[Set exercise]
Read the data and repeat all of it exactly.

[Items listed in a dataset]
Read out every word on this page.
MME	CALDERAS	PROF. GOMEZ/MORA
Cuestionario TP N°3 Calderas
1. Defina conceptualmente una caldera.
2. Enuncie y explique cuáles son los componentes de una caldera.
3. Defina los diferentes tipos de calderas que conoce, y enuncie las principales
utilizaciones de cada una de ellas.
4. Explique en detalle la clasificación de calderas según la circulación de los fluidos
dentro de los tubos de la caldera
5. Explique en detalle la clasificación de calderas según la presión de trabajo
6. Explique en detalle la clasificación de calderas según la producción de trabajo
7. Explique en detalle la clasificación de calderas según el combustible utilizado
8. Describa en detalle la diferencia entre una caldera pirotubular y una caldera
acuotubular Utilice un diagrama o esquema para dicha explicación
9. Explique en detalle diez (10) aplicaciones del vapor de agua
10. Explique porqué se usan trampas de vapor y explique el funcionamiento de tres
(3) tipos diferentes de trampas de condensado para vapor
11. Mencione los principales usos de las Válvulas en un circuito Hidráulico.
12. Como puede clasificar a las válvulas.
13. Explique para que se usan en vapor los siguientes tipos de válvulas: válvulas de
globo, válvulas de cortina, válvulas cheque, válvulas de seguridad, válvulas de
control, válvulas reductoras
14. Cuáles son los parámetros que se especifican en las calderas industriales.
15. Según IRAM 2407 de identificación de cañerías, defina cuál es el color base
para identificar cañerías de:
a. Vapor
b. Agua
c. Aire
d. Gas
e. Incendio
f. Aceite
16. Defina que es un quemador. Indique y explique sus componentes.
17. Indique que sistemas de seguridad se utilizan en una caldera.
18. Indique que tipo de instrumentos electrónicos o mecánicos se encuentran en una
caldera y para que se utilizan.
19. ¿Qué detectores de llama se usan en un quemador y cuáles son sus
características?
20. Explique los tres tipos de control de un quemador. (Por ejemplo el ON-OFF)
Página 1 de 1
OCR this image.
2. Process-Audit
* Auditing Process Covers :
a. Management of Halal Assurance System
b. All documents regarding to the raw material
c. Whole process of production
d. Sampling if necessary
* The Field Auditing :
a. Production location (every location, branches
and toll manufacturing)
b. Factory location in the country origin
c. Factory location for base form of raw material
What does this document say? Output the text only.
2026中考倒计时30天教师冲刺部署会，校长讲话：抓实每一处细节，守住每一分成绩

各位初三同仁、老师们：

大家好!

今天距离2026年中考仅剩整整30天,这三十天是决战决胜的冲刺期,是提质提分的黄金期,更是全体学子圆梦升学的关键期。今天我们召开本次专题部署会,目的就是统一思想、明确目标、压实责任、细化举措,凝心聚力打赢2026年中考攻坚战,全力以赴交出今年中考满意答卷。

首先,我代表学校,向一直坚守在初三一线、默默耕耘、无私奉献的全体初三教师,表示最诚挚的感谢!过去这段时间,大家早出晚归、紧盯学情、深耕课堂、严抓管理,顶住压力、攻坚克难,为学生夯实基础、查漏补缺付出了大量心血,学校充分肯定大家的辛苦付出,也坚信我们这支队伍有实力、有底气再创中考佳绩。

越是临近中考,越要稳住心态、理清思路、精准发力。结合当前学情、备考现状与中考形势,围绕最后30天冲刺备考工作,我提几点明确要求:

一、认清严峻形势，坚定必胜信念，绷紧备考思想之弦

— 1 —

[Task output]
Read out every word on this page.
MME	CALDERAS	PROF. GOMEZ/MORA
Cuestionario TP N°3 Calderas
1. Defina conceptualmente una caldera.
2. Enuncie y explique cuáles son los componentes de una caldera.
3. Defina los diferentes tipos de calderas que conoce, y enuncie las principales
utilizaciones de cada una de ellas.
4. Explique en detalle la clasificación de calderas según la circulación de los fluidos
dentro de los tubos de la caldera
5. Explique en detalle la clasificación de calderas según la presión de trabajo
6. Explique en detalle la clasificación de calderas según la producción de trabajo
7. Explique en detalle la clasificación de calderas según el combustible utilizado
8. Describa en detalle la diferencia entre una caldera pirotubular y una caldera
acuotubular Utilice un diagrama o esquema para dicha explicación
9. Explique en detalle diez (10) aplicaciones del vapor de agua
10. Explique porqué se usan trampas de vapor y explique el funcionamiento de tres
(3) tipos diferentes de trampas de condensado para vapor
11. Mencione los principales usos de las Válvulas en un circuito Hidráulico.
12. Como puede clasificar a las válvulas.
13. Explique para que se usan en vapor los siguientes tipos de válvulas: válvulas de
globo, válvulas de cortina, válvulas cheque, válvulas de seguridad, válvulas de
control, válvulas reductoras
14. Cuáles son los parámetros que se especifican en las calderas industriales.
15. Según IRAM 2407 de identificación de cañerías, defina cuál es el color base
para identificar cañerías de:
a. Vapor
b. Agua
c. Aire
d. Gas
e. Incendio
f. Aceite
16. Defina que es un quemador. Indique y explique sus componentes.
17. Indique que sistemas de seguridad se utilizan en una caldera.
18. Indique que tipo de instrumentos electrónicos o mecánicos se encuentran en una
caldera y para que se utilizan.
19. ¿Qué detectores de llama se usan en un quemador y cuáles son sus
características?
20. Explique los tres tipos de control de un quemador. (Por ejemplo el ON-OFF)
Página 1 de 1
OCR this image.
2. Process-Audit
* Auditing Process Covers :
a. Management of Halal Assurance System
b. All documents regarding to the raw material
c. Whole process of production
d. Sampling if necessary
* The Field Auditing :
a. Production location (every location, branches
and toll manufacturing)
b. Factory location in the country origin
c. Factory location for base form of raw material
What does this document say? Output the text only.
2026中考倒计时30天教师冲刺部署会，校长讲话：抓实每一处细节，守住每一分成绩

各位初三同仁、老师们：

大家好!

今天距离2026年中考仅剩整整30天,这三十天是决战决胜的冲刺期,是提质提分的黄金期,更是全体学子圆梦升学的关键期。今天我们召开本次专题部署会,目的就是统一思想、明确目标、压实责任、细化举措,凝心聚力打赢2026年中考攻坚战,全力以赴交出今年中考满意答卷。

首先,我代表学校,向一直坚守在初三一线、默默耕耘、无私奉献的全体初三教师,表示最诚挚的感谢!过去这段时间,大家早出晚归、紧盯学情、深耕课堂、严抓管理,顶住压力、攻坚克难,为学生夯实基础、查漏补缺付出了大量心血,学校充分肯定大家的辛苦付出,也坚信我们这支队伍有实力、有底气再创中考佳绩。

越是临近中考,越要稳住心态、理清思路、精准发力。结合当前学情、备考现状与中考形势,围绕最后30天冲刺备考工作,我提几点明确要求:

一、认清严峻形势，坚定必胜信念，绷紧备考思想之弦

— 1 —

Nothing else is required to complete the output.